DIRECTIONS: Find the word "близких" in the material below and gather every line that contains it.

SUPPLIED ENTRIES:
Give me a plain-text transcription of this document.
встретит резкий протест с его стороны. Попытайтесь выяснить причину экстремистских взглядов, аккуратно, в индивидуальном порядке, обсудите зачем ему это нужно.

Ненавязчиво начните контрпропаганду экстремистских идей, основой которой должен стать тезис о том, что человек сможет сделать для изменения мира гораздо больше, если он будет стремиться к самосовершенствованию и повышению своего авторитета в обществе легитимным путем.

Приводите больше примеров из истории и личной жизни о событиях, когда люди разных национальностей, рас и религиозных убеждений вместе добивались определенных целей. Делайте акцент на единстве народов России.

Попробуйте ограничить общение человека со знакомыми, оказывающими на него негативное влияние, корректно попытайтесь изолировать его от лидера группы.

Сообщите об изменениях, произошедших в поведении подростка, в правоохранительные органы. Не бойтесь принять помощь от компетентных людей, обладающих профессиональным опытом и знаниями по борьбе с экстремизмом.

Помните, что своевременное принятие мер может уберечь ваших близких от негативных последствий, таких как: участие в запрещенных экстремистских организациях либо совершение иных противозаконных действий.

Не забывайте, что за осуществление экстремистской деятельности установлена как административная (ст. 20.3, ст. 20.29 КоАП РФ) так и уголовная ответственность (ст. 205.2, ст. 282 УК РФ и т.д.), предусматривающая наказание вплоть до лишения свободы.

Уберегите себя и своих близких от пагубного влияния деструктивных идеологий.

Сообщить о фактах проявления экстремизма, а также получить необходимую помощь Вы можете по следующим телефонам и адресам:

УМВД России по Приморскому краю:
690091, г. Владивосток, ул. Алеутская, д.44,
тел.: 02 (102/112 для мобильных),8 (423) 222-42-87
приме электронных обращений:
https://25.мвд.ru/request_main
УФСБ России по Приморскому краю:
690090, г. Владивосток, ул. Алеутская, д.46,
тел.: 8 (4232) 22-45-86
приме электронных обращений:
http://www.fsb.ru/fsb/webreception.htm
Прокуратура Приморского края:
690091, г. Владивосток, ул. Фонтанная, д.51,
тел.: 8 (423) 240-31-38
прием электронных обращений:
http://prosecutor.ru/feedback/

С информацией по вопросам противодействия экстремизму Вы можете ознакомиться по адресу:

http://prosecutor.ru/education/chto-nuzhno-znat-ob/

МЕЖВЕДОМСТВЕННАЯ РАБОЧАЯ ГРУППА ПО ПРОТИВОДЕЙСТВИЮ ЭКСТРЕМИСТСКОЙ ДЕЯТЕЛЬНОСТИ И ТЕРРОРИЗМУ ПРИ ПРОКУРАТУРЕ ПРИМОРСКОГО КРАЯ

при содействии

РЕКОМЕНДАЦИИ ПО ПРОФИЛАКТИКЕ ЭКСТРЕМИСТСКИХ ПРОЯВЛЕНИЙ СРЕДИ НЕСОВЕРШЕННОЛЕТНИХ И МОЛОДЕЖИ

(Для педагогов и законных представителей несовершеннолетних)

CORRECT ANSWER:
Помните, что своевременное принятие мер может уберечь ваших близких от негативных последствий, таких как: участие в запрещенных экстремистских организациях либо совершение иных противозаконных действий.
Уберегите себя и своих близких от пагубного влияния деструктивных идеологий.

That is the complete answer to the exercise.